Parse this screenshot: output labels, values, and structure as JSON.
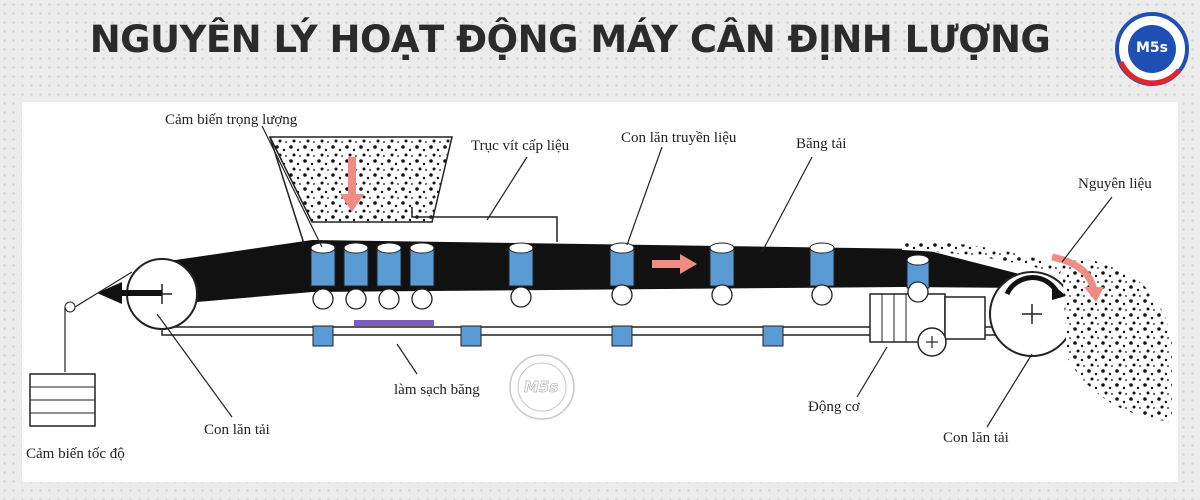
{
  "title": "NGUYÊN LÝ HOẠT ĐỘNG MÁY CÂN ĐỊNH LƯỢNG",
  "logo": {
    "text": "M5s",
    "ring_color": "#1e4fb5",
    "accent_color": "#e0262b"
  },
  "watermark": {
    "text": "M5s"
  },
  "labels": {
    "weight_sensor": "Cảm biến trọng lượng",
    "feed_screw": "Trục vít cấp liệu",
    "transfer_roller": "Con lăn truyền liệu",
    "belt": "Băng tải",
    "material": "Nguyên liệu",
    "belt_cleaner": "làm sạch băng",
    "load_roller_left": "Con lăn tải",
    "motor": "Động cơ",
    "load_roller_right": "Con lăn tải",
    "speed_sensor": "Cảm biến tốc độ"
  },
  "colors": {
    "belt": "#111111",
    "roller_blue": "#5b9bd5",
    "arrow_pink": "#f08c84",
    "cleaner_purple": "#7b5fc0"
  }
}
^^^^^^^^^^^^^^^^
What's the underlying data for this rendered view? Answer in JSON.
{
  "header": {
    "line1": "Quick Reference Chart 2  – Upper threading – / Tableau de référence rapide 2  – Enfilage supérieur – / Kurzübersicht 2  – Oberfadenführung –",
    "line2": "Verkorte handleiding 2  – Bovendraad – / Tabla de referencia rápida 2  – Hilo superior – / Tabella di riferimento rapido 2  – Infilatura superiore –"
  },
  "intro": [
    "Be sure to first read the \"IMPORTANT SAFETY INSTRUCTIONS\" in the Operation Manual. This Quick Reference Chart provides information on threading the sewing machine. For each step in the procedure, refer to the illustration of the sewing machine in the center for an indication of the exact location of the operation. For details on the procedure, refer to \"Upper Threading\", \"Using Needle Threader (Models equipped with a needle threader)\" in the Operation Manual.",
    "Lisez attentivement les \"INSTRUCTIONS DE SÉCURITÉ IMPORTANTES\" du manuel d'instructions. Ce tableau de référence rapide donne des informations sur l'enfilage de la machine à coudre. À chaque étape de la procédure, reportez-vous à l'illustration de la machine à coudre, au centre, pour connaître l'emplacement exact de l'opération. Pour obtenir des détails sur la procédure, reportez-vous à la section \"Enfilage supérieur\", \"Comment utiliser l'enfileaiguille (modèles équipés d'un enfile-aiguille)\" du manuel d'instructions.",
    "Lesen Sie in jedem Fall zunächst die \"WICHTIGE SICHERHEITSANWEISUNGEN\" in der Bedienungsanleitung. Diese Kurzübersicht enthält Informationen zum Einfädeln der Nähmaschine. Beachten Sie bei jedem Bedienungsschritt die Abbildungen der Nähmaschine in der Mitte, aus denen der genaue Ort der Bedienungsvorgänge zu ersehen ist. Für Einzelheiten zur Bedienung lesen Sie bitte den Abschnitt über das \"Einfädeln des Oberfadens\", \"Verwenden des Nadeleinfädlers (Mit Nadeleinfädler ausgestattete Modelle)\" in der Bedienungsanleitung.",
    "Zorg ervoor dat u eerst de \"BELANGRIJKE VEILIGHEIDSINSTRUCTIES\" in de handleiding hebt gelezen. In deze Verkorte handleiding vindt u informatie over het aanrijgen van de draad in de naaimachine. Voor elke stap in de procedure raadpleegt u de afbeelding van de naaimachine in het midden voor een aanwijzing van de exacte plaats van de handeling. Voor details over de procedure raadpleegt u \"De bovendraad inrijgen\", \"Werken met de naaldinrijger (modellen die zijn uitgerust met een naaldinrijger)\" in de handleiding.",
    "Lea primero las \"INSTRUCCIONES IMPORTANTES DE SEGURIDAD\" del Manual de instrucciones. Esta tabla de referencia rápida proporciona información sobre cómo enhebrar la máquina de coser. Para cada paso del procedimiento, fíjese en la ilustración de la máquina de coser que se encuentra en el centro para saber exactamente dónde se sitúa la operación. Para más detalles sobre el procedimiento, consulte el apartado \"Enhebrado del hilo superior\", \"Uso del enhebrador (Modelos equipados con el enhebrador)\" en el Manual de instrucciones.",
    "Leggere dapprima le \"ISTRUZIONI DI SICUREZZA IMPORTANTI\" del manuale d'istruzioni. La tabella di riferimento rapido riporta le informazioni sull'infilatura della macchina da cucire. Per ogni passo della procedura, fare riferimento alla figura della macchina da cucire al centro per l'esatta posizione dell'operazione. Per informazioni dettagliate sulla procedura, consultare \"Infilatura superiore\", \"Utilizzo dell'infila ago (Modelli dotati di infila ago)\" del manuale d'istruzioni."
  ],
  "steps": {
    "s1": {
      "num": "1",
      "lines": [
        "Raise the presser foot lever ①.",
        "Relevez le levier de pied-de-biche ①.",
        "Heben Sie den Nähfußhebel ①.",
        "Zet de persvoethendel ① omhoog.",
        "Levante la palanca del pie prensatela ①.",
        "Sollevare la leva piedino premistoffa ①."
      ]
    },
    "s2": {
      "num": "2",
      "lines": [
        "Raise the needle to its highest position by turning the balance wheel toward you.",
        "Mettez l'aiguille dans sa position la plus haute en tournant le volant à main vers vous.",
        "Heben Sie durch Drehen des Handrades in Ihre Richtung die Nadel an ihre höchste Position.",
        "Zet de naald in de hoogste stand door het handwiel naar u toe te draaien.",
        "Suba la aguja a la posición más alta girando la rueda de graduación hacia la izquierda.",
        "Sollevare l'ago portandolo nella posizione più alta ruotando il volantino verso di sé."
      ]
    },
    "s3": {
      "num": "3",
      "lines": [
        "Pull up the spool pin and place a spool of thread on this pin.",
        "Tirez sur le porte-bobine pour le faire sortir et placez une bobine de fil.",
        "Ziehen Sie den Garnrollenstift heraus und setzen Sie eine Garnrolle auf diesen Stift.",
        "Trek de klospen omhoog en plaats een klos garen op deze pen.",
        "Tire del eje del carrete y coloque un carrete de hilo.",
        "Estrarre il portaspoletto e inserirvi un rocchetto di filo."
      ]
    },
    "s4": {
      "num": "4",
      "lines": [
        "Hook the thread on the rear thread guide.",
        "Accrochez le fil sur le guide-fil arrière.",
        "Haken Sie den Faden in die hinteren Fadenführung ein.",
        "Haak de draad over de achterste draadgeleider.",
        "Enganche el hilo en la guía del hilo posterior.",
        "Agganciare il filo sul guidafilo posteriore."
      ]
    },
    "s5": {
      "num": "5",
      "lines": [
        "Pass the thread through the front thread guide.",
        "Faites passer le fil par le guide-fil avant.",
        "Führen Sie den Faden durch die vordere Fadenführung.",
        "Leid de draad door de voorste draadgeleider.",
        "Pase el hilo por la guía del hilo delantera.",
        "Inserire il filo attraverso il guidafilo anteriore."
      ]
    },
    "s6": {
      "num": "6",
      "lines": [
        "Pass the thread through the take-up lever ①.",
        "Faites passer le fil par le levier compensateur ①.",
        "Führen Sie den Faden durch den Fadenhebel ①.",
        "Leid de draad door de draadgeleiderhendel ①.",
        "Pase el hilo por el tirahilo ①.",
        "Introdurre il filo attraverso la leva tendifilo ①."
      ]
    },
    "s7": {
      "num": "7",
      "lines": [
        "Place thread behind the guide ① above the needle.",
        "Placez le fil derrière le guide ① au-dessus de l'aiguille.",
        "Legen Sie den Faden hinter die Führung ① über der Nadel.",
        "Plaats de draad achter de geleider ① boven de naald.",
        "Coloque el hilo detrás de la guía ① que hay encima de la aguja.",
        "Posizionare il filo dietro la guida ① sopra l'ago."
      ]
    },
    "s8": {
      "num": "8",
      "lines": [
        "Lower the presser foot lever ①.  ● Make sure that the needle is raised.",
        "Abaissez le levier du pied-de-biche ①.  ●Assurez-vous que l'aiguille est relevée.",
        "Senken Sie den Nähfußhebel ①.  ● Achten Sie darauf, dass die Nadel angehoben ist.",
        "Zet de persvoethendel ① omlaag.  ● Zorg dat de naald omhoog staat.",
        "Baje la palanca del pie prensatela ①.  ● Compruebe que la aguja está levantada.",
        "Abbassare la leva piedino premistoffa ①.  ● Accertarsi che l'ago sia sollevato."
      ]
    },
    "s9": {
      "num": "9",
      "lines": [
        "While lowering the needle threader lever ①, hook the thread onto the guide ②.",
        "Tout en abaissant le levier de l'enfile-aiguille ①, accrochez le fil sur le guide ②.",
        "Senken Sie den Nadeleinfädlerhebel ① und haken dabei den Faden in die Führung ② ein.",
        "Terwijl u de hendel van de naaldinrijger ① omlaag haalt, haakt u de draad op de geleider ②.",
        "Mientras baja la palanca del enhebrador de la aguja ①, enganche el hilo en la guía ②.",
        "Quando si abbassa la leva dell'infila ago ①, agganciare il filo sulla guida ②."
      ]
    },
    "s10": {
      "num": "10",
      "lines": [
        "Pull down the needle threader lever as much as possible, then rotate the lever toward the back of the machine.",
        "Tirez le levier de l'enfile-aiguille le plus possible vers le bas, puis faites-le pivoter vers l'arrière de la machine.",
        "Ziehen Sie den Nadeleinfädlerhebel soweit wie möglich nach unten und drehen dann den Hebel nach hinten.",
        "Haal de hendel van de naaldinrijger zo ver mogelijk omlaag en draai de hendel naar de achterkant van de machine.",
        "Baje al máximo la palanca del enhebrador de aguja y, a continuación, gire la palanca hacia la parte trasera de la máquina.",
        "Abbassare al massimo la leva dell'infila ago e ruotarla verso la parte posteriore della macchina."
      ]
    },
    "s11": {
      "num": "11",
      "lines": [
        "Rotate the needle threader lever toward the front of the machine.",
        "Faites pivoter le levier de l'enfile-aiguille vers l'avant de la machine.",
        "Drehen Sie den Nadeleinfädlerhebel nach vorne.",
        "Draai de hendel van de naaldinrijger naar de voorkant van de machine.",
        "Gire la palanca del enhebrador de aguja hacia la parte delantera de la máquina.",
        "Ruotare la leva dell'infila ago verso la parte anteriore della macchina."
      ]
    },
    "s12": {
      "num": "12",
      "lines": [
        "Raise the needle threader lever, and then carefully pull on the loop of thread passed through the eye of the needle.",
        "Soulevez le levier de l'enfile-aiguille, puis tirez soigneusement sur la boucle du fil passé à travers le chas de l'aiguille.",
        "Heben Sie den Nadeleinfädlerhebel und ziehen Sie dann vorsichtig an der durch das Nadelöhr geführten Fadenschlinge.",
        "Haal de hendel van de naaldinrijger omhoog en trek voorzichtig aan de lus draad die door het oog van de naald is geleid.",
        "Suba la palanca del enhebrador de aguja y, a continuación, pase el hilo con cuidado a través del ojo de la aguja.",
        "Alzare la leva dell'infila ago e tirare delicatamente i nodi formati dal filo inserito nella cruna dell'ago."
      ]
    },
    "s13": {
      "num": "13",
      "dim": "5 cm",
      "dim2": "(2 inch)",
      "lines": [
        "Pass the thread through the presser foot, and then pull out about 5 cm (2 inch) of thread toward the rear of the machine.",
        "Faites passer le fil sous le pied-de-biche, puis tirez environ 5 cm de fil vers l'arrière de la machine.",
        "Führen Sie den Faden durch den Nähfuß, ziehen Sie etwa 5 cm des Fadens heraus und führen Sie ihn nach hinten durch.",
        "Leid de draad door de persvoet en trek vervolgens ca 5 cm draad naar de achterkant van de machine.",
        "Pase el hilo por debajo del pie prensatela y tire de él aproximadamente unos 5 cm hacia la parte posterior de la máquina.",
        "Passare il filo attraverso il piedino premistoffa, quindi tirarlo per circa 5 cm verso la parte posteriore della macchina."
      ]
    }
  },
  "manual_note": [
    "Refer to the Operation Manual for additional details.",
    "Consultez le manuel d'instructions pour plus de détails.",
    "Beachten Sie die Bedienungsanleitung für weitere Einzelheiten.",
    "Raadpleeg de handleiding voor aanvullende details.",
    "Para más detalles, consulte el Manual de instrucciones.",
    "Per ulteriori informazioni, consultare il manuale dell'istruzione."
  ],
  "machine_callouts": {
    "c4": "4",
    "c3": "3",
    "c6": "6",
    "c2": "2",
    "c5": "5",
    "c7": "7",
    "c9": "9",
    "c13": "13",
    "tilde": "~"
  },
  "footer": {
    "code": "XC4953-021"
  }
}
^^^^^^^^^^^^^^^^
--- Exercise ---
Identify all lines in the records above with the word "macchina".

--- Exercise answer ---
    "Leggere dapprima le \"ISTRUZIONI DI SICUREZZA IMPORTANTI\" del manuale d'istruzioni. La tabella di riferimento rapido riporta le informazioni sull'infilatura della macchina da cucire. Per ogni passo della procedura, fare riferimento alla figura della macchina da cucire al centro per l'esatta posizione dell'operazione. Per informazioni dettagliate sulla procedura, consultare \"Infilatura superiore\", \"Utilizzo dell'infila ago (Modelli dotati di infila ago)\" del manuale d'istruzioni."
        "Abbassare al massimo la leva dell'infila ago e ruotarla verso la parte posteriore della macchina."
        "Ruotare la leva dell'infila ago verso la parte anteriore della macchina."
        "Passare il filo attraverso il piedino premistoffa, quindi tirarlo per circa 5 cm verso la parte posteriore della macchina."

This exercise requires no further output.